## TASK TO COMPLETE:
Go through the lines below and copy each one that holds the string "well".

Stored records

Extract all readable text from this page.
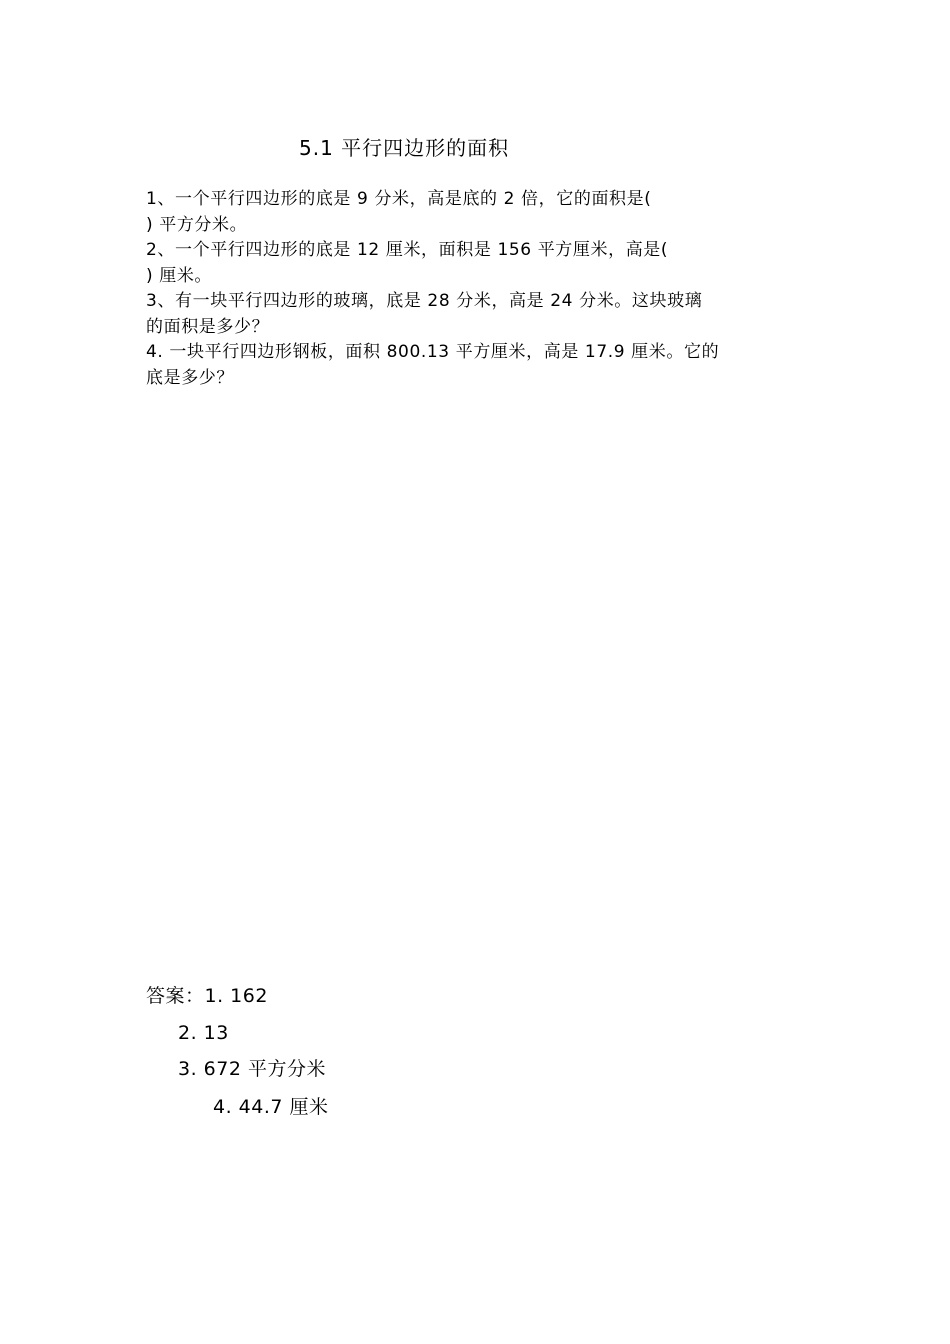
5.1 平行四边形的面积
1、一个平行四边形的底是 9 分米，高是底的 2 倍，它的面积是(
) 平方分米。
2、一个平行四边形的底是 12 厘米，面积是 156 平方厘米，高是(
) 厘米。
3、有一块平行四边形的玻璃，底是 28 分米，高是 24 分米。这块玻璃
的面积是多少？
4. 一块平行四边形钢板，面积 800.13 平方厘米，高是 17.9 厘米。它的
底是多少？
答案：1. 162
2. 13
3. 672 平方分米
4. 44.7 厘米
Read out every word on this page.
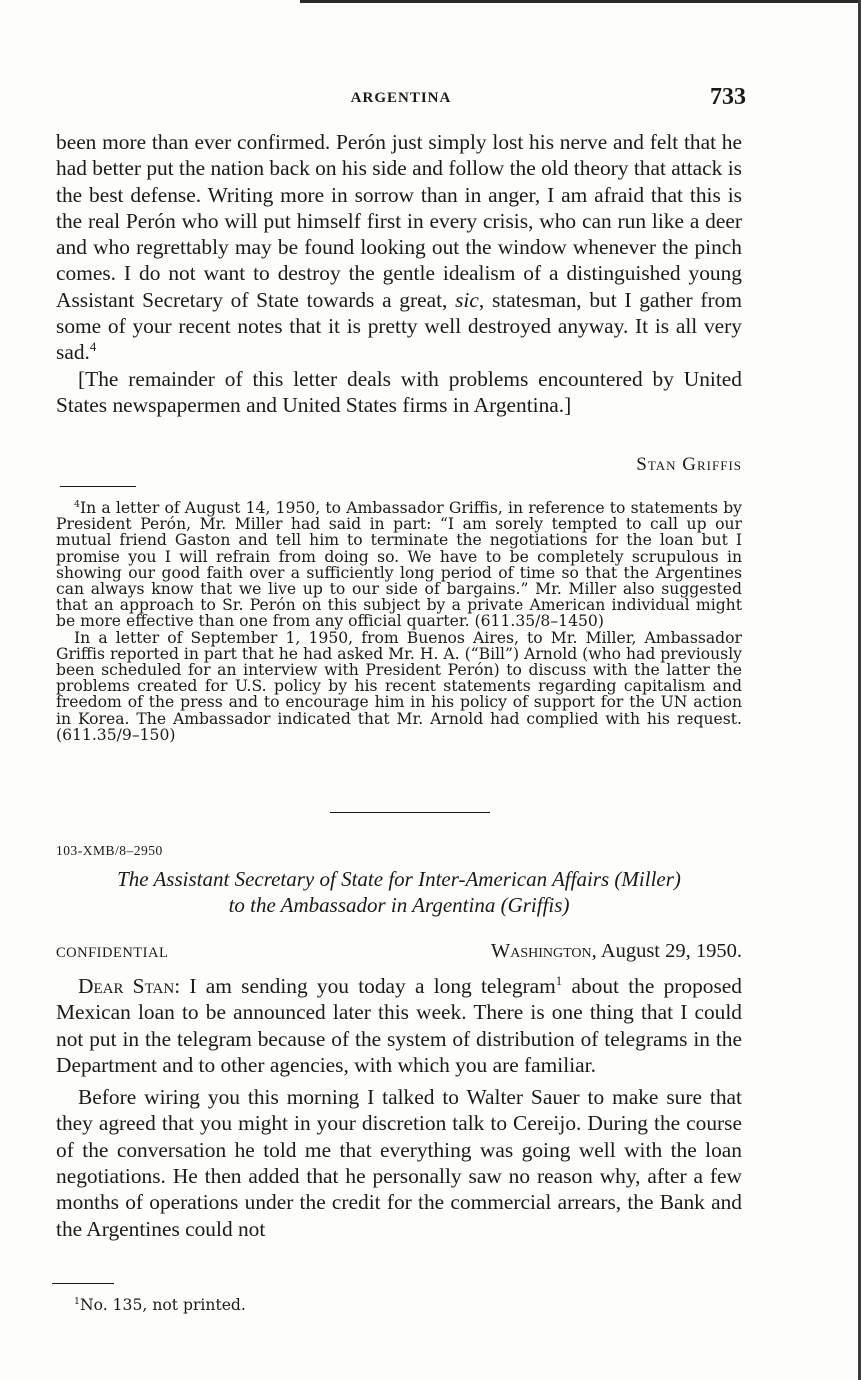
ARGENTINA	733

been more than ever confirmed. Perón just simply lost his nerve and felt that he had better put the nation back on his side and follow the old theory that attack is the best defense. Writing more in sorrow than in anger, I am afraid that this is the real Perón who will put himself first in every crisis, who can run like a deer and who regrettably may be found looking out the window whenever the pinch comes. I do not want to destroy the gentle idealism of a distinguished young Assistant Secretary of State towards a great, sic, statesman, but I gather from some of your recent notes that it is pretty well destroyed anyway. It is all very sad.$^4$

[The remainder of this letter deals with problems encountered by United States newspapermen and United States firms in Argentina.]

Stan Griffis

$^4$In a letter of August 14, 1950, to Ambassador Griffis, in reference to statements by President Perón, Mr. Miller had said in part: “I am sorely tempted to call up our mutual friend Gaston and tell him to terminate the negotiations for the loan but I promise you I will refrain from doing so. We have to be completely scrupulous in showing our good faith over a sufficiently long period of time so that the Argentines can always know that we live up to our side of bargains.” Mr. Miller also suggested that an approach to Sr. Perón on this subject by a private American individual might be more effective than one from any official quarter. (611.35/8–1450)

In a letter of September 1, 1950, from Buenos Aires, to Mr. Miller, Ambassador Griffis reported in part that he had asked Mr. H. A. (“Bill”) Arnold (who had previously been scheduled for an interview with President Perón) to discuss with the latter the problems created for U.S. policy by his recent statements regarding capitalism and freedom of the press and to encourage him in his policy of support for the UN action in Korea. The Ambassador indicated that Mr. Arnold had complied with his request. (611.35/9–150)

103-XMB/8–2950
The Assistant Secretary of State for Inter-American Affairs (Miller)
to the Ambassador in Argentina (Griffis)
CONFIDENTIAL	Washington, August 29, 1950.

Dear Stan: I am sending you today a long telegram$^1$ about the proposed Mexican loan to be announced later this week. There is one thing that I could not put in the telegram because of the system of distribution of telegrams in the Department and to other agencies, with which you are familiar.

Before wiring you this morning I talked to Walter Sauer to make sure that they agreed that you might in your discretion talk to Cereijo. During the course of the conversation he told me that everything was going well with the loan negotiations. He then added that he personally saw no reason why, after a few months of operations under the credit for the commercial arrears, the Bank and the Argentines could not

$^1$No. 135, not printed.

## SOLUTION BELOW:
been more than ever confirmed. Perón just simply lost his nerve and felt that he had better put the nation back on his side and follow the old theory that attack is the best defense. Writing more in sorrow than in anger, I am afraid that this is the real Perón who will put himself first in every crisis, who can run like a deer and who regrettably may be found looking out the window whenever the pinch comes. I do not want to destroy the gentle idealism of a distinguished young Assistant Secretary of State towards a great, sic, statesman, but I gather from some of your recent notes that it is pretty well destroyed anyway. It is all very sad.$^4$
Before wiring you this morning I talked to Walter Sauer to make sure that they agreed that you might in your discretion talk to Cereijo. During the course of the conversation he told me that everything was going well with the loan negotiations. He then added that he personally saw no reason why, after a few months of operations under the credit for the commercial arrears, the Bank and the Argentines could not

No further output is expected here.